Write out the complete material exactly as it stands.

** Start **

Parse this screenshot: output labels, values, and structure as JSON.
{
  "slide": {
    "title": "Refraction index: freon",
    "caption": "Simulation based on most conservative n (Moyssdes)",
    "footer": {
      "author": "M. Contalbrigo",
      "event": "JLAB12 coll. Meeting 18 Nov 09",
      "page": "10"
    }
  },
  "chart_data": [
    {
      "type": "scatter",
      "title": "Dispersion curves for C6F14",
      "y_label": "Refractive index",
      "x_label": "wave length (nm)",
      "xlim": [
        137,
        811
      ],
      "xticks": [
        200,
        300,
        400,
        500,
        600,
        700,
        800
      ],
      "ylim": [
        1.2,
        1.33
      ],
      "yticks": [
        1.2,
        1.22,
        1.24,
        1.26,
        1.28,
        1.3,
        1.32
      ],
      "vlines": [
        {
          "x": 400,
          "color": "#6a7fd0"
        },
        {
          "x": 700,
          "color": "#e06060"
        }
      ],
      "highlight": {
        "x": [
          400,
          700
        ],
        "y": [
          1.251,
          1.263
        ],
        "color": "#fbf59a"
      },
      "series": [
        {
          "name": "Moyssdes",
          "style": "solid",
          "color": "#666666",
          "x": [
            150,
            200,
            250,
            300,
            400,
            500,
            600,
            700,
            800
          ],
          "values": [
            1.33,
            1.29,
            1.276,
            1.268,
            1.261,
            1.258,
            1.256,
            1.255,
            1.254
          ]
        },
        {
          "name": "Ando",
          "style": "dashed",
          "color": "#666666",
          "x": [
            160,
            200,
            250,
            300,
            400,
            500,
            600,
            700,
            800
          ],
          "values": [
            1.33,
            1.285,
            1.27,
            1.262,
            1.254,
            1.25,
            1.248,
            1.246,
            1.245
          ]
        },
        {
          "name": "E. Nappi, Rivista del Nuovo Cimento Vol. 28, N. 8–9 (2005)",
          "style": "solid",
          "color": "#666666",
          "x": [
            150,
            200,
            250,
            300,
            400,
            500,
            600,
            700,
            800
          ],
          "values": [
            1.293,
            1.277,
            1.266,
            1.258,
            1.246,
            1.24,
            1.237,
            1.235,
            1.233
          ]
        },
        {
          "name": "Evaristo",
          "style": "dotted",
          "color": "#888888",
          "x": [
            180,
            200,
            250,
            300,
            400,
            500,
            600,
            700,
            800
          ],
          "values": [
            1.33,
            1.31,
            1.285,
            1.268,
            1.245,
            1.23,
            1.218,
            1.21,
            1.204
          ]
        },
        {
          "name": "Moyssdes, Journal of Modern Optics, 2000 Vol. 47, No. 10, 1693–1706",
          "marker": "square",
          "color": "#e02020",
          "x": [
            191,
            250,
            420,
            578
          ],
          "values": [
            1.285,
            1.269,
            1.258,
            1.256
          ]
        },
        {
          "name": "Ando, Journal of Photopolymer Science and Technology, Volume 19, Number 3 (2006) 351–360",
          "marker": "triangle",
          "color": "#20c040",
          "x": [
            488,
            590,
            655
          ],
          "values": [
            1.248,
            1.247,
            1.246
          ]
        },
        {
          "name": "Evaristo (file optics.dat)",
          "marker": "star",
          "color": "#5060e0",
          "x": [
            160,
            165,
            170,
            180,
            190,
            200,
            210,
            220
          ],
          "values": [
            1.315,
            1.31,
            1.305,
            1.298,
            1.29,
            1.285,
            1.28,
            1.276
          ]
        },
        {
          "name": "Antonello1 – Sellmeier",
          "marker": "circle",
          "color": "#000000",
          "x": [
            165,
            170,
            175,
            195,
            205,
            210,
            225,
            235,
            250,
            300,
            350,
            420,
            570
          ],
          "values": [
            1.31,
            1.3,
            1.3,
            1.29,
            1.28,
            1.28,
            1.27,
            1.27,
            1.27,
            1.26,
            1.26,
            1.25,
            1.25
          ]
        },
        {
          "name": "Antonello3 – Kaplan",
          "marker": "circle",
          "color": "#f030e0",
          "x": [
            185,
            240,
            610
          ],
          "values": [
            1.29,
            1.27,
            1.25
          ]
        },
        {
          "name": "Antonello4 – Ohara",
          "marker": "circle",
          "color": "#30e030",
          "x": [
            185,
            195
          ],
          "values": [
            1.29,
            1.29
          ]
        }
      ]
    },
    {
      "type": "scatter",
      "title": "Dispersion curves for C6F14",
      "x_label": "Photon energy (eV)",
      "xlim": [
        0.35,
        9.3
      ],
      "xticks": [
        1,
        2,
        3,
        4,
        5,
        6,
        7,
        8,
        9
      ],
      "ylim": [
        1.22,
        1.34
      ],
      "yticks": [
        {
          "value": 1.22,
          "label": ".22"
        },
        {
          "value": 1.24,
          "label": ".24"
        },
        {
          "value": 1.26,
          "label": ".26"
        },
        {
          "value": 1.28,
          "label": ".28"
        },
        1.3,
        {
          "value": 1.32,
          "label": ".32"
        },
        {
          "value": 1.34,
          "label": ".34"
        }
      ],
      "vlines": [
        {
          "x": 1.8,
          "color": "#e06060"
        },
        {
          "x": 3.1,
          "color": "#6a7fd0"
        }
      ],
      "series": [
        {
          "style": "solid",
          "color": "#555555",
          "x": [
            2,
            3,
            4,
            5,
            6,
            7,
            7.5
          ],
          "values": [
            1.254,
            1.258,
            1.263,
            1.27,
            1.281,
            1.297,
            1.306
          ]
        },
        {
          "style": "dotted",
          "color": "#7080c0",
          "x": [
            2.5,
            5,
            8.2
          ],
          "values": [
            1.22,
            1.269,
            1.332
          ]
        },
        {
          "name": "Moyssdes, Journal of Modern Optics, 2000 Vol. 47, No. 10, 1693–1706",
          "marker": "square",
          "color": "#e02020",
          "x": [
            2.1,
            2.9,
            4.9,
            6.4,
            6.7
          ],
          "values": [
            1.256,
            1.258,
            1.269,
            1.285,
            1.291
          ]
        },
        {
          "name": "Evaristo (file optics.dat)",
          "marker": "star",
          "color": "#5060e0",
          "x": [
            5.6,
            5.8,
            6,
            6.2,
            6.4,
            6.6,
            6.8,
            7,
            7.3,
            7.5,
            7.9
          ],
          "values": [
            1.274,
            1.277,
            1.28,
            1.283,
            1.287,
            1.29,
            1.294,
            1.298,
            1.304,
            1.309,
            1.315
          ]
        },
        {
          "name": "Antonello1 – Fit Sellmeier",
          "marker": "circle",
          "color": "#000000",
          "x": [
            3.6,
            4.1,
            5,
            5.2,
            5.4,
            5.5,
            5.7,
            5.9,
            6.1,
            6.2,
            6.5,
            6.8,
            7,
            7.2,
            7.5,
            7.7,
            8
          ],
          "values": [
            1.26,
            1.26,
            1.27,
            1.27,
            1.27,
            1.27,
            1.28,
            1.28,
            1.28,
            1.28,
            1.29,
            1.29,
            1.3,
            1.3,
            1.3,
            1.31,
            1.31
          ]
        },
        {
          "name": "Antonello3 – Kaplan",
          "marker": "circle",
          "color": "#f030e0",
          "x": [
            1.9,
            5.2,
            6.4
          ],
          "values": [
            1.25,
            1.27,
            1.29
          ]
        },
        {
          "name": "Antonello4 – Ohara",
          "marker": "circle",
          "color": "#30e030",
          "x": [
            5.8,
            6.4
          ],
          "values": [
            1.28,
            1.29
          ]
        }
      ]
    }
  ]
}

** End **

● **Expected answer**:
Parse this screenshot: output labels, values, and structure as JSON.
{
  "slide": {
    "title": "Refraction index: freon",
    "caption": "Simulation based on most conservative n (Moyssdes)",
    "footer": {
      "author": "M. Contalbrigo",
      "event": "JLAB12 coll. Meeting 18 Nov 09",
      "page": "10"
    }
  },
  "chart_data": [
    {
      "type": "scatter",
      "title": "Dispersion curves for C6F14",
      "y_label": "Refractive index",
      "x_label": "wave length (nm)",
      "xlim": [
        137,
        811
      ],
      "xticks": [
        200,
        300,
        400,
        500,
        600,
        700,
        800
      ],
      "ylim": [
        1.2,
        1.33
      ],
      "yticks": [
        1.2,
        1.22,
        1.24,
        1.26,
        1.28,
        1.3,
        1.32
      ],
      "vlines": [
        {
          "x": 400,
          "color": "#6a7fd0"
        },
        {
          "x": 700,
          "color": "#e06060"
        }
      ],
      "highlight": {
        "x": [
          400,
          700
        ],
        "y": [
          1.251,
          1.263
        ],
        "color": "#fbf59a"
      },
      "series": [
        {
          "name": "Moyssdes",
          "style": "solid",
          "color": "#666666",
          "x": [
            150,
            200,
            250,
            300,
            400,
            500,
            600,
            700,
            800
          ],
          "values": [
            1.33,
            1.29,
            1.276,
            1.268,
            1.261,
            1.258,
            1.256,
            1.255,
            1.254
          ]
        },
        {
          "name": "Ando",
          "style": "dashed",
          "color": "#666666",
          "x": [
            160,
            200,
            250,
            300,
            400,
            500,
            600,
            700,
            800
          ],
          "values": [
            1.33,
            1.285,
            1.27,
            1.262,
            1.254,
            1.25,
            1.248,
            1.246,
            1.245
          ]
        },
        {
          "name": "E. Nappi, Rivista del Nuovo Cimento Vol. 28, N. 8–9 (2005)",
          "style": "solid",
          "color": "#666666",
          "x": [
            150,
            200,
            250,
            300,
            400,
            500,
            600,
            700,
            800
          ],
          "values": [
            1.293,
            1.277,
            1.266,
            1.258,
            1.246,
            1.24,
            1.237,
            1.235,
            1.233
          ]
        },
        {
          "name": "Evaristo",
          "style": "dotted",
          "color": "#888888",
          "x": [
            180,
            200,
            250,
            300,
            400,
            500,
            600,
            700,
            800
          ],
          "values": [
            1.33,
            1.31,
            1.285,
            1.268,
            1.245,
            1.23,
            1.218,
            1.21,
            1.204
          ]
        },
        {
          "name": "Moyssdes, Journal of Modern Optics, 2000 Vol. 47, No. 10, 1693–1706",
          "marker": "square",
          "color": "#e02020",
          "x": [
            191,
            250,
            420,
            578
          ],
          "values": [
            1.285,
            1.269,
            1.258,
            1.256
          ]
        },
        {
          "name": "Ando, Journal of Photopolymer Science and Technology, Volume 19, Number 3 (2006) 351–360",
          "marker": "triangle",
          "color": "#20c040",
          "x": [
            488,
            590,
            655
          ],
          "values": [
            1.248,
            1.247,
            1.246
          ]
        },
        {
          "name": "Evaristo (file optics.dat)",
          "marker": "star",
          "color": "#5060e0",
          "x": [
            160,
            165,
            170,
            180,
            190,
            200,
            210,
            220
          ],
          "values": [
            1.315,
            1.31,
            1.305,
            1.298,
            1.29,
            1.285,
            1.28,
            1.276
          ]
        },
        {
          "name": "Antonello1 – Sellmeier",
          "marker": "circle",
          "color": "#000000",
          "x": [
            165,
            170,
            175,
            195,
            205,
            210,
            225,
            235,
            250,
            300,
            350,
            420,
            570
          ],
          "values": [
            1.31,
            1.3,
            1.3,
            1.29,
            1.28,
            1.28,
            1.27,
            1.27,
            1.27,
            1.26,
            1.26,
            1.25,
            1.25
          ]
        },
        {
          "name": "Antonello3 – Kaplan",
          "marker": "circle",
          "color": "#f030e0",
          "x": [
            185,
            240,
            610
          ],
          "values": [
            1.29,
            1.27,
            1.25
          ]
        },
        {
          "name": "Antonello4 – Ohara",
          "marker": "circle",
          "color": "#30e030",
          "x": [
            185,
            195
          ],
          "values": [
            1.29,
            1.29
          ]
        }
      ]
    },
    {
      "type": "scatter",
      "title": "Dispersion curves for C6F14",
      "x_label": "Photon energy (eV)",
      "xlim": [
        0.35,
        9.3
      ],
      "xticks": [
        1,
        2,
        3,
        4,
        5,
        6,
        7,
        8,
        9
      ],
      "ylim": [
        1.22,
        1.34
      ],
      "yticks": [
        {
          "value": 1.22,
          "label": ".22"
        },
        {
          "value": 1.24,
          "label": ".24"
        },
        {
          "value": 1.26,
          "label": ".26"
        },
        {
          "value": 1.28,
          "label": ".28"
        },
        1.3,
        {
          "value": 1.32,
          "label": ".32"
        },
        {
          "value": 1.34,
          "label": ".34"
        }
      ],
      "vlines": [
        {
          "x": 1.8,
          "color": "#e06060"
        },
        {
          "x": 3.1,
          "color": "#6a7fd0"
        }
      ],
      "series": [
        {
          "style": "solid",
          "color": "#555555",
          "x": [
            2,
            3,
            4,
            5,
            6,
            7,
            7.5
          ],
          "values": [
            1.254,
            1.258,
            1.263,
            1.27,
            1.281,
            1.297,
            1.306
          ]
        },
        {
          "style": "dotted",
          "color": "#7080c0",
          "x": [
            2.5,
            5,
            8.2
          ],
          "values": [
            1.22,
            1.269,
            1.332
          ]
        },
        {
          "name": "Moyssdes, Journal of Modern Optics, 2000 Vol. 47, No. 10, 1693–1706",
          "marker": "square",
          "color": "#e02020",
          "x": [
            2.1,
            2.9,
            4.9,
            6.4,
            6.7
          ],
          "values": [
            1.256,
            1.258,
            1.269,
            1.285,
            1.291
          ]
        },
        {
          "name": "Evaristo (file optics.dat)",
          "marker": "star",
          "color": "#5060e0",
          "x": [
            5.6,
            5.8,
            6,
            6.2,
            6.4,
            6.6,
            6.8,
            7,
            7.3,
            7.5,
            7.9
          ],
          "values": [
            1.274,
            1.277,
            1.28,
            1.283,
            1.287,
            1.29,
            1.294,
            1.298,
            1.304,
            1.309,
            1.315
          ]
        },
        {
          "name": "Antonello1 – Fit Sellmeier",
          "marker": "circle",
          "color": "#000000",
          "x": [
            3.6,
            4.1,
            5,
            5.2,
            5.4,
            5.5,
            5.7,
            5.9,
            6.1,
            6.2,
            6.5,
            6.8,
            7,
            7.2,
            7.5,
            7.7,
            8
          ],
          "values": [
            1.26,
            1.26,
            1.27,
            1.27,
            1.27,
            1.27,
            1.28,
            1.28,
            1.28,
            1.28,
            1.29,
            1.29,
            1.3,
            1.3,
            1.3,
            1.31,
            1.31
          ]
        },
        {
          "name": "Antonello3 – Kaplan",
          "marker": "circle",
          "color": "#f030e0",
          "x": [
            1.9,
            5.2,
            6.4
          ],
          "values": [
            1.25,
            1.27,
            1.29
          ]
        },
        {
          "name": "Antonello4 – Ohara",
          "marker": "circle",
          "color": "#30e030",
          "x": [
            5.8,
            6.4
          ],
          "values": [
            1.28,
            1.29
          ]
        }
      ]
    }
  ]
}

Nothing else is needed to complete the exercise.